Data for this task:
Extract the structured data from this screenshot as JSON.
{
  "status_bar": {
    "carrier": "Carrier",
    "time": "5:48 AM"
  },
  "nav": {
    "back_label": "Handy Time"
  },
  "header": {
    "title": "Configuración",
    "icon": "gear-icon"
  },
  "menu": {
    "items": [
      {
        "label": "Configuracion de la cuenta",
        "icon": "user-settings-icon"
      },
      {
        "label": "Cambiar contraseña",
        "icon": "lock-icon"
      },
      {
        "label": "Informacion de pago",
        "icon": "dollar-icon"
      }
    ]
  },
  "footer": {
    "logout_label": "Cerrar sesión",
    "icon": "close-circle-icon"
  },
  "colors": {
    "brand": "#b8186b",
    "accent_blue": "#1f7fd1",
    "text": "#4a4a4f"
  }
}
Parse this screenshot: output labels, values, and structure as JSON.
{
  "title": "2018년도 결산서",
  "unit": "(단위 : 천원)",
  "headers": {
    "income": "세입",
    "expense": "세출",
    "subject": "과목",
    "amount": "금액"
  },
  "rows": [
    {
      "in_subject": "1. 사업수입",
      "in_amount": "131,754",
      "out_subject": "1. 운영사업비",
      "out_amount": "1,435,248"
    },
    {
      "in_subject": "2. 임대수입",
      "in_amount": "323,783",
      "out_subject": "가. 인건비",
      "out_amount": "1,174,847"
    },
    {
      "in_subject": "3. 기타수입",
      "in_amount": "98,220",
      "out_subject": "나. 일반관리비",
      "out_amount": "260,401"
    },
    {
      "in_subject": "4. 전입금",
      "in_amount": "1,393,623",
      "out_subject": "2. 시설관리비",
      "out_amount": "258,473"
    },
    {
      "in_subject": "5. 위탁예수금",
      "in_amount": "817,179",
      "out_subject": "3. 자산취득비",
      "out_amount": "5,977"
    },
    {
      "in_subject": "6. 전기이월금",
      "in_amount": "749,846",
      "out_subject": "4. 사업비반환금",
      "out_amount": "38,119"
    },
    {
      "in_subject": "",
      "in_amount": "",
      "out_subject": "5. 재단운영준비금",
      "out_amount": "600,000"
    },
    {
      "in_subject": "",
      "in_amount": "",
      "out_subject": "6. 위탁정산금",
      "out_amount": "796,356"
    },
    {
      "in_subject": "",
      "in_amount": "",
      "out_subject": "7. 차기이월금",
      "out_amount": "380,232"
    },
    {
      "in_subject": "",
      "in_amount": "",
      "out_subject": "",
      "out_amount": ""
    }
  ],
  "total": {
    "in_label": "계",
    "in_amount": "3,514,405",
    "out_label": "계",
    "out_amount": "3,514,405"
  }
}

Problem: In the entries above, identify each line that includes the string "icon", then copy it.

Worked solution:
    "icon": "gear-icon"
        "icon": "user-settings-icon"
        "icon": "lock-icon"
        "icon": "dollar-icon"
    "icon": "close-circle-icon"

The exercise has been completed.